▶ [TASK DETAILS]: Write out each line from the data below that includes the word "title".

▶ [THE DATA]:
####
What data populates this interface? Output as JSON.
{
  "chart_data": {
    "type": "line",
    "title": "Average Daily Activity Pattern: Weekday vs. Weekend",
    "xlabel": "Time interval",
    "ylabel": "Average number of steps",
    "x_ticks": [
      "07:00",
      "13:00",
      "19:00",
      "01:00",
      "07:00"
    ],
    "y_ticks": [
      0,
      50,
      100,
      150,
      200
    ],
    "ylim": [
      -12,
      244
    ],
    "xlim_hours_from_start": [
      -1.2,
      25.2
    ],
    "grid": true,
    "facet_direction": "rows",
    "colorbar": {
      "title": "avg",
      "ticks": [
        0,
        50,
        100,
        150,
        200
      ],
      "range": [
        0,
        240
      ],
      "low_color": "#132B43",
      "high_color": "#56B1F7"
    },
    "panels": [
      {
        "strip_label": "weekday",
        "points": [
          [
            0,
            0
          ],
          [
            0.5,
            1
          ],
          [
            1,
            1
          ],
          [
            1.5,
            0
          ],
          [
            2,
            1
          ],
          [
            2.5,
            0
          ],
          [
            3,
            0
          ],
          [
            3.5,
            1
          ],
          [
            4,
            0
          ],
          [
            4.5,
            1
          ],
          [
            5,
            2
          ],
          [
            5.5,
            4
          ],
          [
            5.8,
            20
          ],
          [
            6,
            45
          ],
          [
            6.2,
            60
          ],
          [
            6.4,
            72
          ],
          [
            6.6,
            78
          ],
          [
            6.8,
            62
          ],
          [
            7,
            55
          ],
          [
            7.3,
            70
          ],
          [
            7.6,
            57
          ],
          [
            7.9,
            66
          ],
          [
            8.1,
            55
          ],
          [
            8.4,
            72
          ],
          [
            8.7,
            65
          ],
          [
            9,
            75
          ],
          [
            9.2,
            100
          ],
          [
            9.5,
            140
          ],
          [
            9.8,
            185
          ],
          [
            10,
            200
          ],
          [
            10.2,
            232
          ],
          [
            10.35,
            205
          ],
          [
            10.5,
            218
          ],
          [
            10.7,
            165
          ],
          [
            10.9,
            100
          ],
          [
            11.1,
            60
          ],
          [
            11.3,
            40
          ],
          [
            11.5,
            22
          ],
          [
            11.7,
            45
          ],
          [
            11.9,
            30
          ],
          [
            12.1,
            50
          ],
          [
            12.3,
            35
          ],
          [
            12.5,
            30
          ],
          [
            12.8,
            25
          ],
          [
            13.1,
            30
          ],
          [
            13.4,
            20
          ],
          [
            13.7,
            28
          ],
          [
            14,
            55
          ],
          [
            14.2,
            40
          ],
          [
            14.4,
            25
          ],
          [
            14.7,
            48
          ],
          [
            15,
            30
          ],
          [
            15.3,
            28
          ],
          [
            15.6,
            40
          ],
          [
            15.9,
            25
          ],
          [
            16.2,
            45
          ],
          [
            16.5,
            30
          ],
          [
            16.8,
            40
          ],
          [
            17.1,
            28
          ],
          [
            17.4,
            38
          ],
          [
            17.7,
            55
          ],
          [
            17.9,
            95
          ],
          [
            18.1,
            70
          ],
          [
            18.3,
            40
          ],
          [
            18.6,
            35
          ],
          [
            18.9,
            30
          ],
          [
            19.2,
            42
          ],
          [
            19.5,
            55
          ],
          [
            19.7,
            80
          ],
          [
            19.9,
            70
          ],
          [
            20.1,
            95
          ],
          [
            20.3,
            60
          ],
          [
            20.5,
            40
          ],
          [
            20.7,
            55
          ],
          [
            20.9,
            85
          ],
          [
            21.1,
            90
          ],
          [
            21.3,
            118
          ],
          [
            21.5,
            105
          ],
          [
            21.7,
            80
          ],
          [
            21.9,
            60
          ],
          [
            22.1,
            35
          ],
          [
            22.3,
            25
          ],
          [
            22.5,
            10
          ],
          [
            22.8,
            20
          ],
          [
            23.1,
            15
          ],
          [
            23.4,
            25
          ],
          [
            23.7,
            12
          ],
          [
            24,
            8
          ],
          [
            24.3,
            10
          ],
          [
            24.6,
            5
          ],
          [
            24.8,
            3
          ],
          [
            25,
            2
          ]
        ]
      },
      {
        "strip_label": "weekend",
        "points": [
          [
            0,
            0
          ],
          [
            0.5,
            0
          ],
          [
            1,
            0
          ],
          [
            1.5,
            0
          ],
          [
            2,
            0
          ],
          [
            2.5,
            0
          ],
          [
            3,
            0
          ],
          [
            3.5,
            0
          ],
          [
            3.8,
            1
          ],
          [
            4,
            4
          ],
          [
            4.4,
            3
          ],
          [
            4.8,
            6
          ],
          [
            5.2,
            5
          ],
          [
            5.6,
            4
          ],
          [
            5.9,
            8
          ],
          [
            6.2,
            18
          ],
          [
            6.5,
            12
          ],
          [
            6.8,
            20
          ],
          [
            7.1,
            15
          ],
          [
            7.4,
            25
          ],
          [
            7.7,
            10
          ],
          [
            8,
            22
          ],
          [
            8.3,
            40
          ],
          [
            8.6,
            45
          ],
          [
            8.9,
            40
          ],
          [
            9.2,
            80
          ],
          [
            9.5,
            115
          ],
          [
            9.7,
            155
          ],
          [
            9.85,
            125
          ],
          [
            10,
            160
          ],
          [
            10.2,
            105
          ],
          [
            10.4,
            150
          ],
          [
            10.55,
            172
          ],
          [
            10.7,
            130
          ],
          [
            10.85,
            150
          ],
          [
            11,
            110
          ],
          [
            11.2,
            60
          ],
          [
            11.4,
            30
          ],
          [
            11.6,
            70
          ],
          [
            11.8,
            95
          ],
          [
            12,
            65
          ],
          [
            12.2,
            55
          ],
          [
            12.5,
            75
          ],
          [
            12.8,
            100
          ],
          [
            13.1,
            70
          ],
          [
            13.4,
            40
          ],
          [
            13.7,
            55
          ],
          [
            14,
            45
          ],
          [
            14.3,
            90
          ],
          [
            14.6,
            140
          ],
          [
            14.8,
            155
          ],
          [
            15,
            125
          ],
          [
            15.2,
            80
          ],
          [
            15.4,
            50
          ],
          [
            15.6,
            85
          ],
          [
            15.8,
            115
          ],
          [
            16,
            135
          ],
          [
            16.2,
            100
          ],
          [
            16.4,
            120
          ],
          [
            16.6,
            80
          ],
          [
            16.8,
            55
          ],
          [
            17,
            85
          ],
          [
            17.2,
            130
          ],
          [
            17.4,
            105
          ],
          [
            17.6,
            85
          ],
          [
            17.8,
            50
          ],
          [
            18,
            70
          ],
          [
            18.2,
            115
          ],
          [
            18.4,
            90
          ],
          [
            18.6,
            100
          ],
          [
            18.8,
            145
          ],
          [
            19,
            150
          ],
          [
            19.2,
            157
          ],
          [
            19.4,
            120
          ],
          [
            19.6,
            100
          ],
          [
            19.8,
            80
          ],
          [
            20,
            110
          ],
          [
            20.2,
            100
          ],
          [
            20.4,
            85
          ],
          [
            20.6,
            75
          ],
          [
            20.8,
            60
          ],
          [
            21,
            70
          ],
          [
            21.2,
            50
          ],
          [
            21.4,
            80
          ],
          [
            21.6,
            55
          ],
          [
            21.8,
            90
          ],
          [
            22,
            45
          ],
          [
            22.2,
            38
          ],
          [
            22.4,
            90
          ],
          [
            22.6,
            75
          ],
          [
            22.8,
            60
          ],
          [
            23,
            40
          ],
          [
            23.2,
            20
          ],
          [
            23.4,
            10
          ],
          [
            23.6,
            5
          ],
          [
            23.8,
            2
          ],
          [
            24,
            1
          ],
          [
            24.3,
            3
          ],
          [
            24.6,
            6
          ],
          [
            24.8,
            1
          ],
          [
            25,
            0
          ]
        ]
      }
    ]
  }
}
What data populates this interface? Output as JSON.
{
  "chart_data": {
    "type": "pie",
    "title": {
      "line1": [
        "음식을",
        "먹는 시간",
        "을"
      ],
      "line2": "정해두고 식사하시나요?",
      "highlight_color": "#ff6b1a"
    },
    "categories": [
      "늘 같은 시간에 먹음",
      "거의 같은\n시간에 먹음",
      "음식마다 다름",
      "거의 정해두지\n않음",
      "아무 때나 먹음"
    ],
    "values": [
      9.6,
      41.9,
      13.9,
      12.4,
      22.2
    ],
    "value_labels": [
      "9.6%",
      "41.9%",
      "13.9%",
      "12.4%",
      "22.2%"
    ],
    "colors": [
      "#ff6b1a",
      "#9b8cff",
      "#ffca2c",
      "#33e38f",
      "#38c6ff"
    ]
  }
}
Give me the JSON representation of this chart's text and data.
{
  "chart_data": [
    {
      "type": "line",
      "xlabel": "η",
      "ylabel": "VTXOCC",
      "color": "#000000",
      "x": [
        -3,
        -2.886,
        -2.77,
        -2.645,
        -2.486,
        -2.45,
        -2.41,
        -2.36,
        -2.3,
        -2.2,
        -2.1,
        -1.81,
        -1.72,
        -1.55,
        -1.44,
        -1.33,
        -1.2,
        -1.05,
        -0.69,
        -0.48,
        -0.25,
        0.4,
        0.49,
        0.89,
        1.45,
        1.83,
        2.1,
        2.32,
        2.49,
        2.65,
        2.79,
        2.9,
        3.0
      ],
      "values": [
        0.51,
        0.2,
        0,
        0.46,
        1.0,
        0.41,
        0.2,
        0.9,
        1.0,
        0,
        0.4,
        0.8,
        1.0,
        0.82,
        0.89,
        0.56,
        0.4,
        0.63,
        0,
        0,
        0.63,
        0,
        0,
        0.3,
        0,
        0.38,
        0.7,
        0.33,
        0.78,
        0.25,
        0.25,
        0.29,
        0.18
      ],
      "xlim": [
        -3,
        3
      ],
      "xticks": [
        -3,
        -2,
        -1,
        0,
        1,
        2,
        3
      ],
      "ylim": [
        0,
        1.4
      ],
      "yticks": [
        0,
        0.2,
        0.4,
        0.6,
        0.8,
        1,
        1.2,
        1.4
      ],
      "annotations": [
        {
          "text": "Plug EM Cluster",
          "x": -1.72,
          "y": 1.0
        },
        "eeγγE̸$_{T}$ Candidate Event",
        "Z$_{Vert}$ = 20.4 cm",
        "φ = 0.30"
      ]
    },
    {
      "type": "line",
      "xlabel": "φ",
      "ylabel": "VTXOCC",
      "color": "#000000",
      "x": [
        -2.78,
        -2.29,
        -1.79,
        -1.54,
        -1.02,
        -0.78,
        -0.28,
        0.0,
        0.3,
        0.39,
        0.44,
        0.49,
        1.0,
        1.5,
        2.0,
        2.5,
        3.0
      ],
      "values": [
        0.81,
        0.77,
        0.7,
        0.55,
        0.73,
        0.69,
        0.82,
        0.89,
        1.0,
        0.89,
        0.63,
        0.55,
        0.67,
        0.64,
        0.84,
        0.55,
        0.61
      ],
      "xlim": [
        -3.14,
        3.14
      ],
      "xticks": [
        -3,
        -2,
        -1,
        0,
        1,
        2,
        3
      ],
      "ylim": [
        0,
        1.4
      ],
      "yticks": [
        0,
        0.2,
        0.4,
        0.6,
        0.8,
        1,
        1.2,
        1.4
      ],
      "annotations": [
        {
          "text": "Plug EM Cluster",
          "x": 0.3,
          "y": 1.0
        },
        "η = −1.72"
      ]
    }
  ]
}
####
▶ [FINAL RESULT]:
    "title": "Average Daily Activity Pattern: Weekday vs. Weekend",
      "title": "avg",
    "title": {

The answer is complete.